**Problem to work on:** Restate the whole listing exactly.

[start Stored data]

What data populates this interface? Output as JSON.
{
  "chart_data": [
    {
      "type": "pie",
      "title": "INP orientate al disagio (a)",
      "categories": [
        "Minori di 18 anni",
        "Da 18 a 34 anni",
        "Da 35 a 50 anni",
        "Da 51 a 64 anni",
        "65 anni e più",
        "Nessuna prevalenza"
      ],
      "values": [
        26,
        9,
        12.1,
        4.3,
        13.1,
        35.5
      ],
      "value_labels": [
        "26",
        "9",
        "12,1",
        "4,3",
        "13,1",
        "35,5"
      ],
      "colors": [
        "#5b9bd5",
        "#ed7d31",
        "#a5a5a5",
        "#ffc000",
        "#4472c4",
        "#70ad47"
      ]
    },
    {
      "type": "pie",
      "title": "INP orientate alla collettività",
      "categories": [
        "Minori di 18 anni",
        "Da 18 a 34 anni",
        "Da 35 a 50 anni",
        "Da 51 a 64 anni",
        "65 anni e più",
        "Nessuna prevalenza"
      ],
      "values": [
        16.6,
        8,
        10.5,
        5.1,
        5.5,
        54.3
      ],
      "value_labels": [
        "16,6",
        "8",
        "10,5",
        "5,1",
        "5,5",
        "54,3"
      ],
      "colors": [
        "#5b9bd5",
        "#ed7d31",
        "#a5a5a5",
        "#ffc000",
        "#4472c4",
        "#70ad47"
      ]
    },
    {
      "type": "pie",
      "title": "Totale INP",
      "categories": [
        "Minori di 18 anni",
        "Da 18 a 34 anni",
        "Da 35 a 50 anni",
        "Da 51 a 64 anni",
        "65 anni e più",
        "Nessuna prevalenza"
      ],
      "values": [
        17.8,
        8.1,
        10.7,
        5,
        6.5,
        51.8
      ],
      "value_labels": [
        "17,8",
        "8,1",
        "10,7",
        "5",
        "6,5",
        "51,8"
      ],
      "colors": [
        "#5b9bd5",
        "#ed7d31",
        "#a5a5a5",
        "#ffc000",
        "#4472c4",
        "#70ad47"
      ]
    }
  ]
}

[end Stored data]

**Response to this exercise:**
What data populates this interface? Output as JSON.
{
  "chart_data": [
    {
      "type": "pie",
      "title": "INP orientate al disagio (a)",
      "categories": [
        "Minori di 18 anni",
        "Da 18 a 34 anni",
        "Da 35 a 50 anni",
        "Da 51 a 64 anni",
        "65 anni e più",
        "Nessuna prevalenza"
      ],
      "values": [
        26,
        9,
        12.1,
        4.3,
        13.1,
        35.5
      ],
      "value_labels": [
        "26",
        "9",
        "12,1",
        "4,3",
        "13,1",
        "35,5"
      ],
      "colors": [
        "#5b9bd5",
        "#ed7d31",
        "#a5a5a5",
        "#ffc000",
        "#4472c4",
        "#70ad47"
      ]
    },
    {
      "type": "pie",
      "title": "INP orientate alla collettività",
      "categories": [
        "Minori di 18 anni",
        "Da 18 a 34 anni",
        "Da 35 a 50 anni",
        "Da 51 a 64 anni",
        "65 anni e più",
        "Nessuna prevalenza"
      ],
      "values": [
        16.6,
        8,
        10.5,
        5.1,
        5.5,
        54.3
      ],
      "value_labels": [
        "16,6",
        "8",
        "10,5",
        "5,1",
        "5,5",
        "54,3"
      ],
      "colors": [
        "#5b9bd5",
        "#ed7d31",
        "#a5a5a5",
        "#ffc000",
        "#4472c4",
        "#70ad47"
      ]
    },
    {
      "type": "pie",
      "title": "Totale INP",
      "categories": [
        "Minori di 18 anni",
        "Da 18 a 34 anni",
        "Da 35 a 50 anni",
        "Da 51 a 64 anni",
        "65 anni e più",
        "Nessuna prevalenza"
      ],
      "values": [
        17.8,
        8.1,
        10.7,
        5,
        6.5,
        51.8
      ],
      "value_labels": [
        "17,8",
        "8,1",
        "10,7",
        "5",
        "6,5",
        "51,8"
      ],
      "colors": [
        "#5b9bd5",
        "#ed7d31",
        "#a5a5a5",
        "#ffc000",
        "#4472c4",
        "#70ad47"
      ]
    }
  ]
}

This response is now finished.